(Items from a data source)

+--

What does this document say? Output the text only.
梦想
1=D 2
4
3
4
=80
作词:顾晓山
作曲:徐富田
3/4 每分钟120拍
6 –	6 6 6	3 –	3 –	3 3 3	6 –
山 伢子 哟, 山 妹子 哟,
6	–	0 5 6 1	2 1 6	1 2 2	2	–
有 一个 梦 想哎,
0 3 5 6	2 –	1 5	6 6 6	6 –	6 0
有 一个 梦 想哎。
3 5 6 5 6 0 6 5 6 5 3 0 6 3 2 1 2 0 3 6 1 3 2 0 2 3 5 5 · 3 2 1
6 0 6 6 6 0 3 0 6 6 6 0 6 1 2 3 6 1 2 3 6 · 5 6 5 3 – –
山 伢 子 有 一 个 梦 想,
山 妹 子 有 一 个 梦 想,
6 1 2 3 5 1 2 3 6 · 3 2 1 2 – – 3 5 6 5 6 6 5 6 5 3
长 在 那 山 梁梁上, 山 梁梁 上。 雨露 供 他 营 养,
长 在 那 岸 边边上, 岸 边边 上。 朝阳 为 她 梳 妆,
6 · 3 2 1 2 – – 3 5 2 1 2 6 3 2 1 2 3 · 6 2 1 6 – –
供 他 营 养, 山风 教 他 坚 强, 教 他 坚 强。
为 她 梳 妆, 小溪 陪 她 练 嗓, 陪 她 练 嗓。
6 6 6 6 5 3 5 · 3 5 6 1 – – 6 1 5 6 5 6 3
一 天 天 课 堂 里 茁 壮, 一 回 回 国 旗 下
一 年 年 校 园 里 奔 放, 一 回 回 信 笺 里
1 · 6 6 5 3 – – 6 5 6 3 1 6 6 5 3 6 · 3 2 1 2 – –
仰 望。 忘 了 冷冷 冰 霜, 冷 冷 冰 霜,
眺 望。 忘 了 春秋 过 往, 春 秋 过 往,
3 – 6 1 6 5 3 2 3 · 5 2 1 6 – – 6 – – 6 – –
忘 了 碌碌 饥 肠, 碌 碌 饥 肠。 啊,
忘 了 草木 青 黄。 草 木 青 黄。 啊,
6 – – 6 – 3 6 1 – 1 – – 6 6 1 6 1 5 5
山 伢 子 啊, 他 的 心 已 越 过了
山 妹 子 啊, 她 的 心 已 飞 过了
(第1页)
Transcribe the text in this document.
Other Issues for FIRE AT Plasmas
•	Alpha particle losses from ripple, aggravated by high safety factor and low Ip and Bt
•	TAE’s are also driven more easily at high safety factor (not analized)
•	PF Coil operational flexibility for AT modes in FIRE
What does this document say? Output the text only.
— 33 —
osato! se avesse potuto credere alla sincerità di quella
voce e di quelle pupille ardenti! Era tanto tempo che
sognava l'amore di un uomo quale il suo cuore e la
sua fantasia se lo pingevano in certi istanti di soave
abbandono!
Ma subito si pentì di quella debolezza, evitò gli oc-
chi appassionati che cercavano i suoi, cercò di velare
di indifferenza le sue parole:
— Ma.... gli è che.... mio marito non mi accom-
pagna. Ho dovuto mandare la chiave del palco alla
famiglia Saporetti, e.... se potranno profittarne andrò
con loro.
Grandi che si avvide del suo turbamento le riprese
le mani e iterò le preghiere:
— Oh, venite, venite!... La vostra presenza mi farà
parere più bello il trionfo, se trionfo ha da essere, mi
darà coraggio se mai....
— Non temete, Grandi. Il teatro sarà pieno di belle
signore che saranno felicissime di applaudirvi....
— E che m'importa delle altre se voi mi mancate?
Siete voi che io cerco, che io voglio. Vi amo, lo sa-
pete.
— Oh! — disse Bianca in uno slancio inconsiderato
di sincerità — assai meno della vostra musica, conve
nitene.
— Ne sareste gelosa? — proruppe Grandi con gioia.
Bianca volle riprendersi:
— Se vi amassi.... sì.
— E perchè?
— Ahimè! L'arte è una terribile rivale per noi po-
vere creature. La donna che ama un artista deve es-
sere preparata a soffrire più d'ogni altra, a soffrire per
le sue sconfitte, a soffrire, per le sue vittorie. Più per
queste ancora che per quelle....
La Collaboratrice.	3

+--

§ Exercise brief
Using the entries above, tally how many lines have the word "soffrire" in them; write the number and nothing more.

§ Task output
2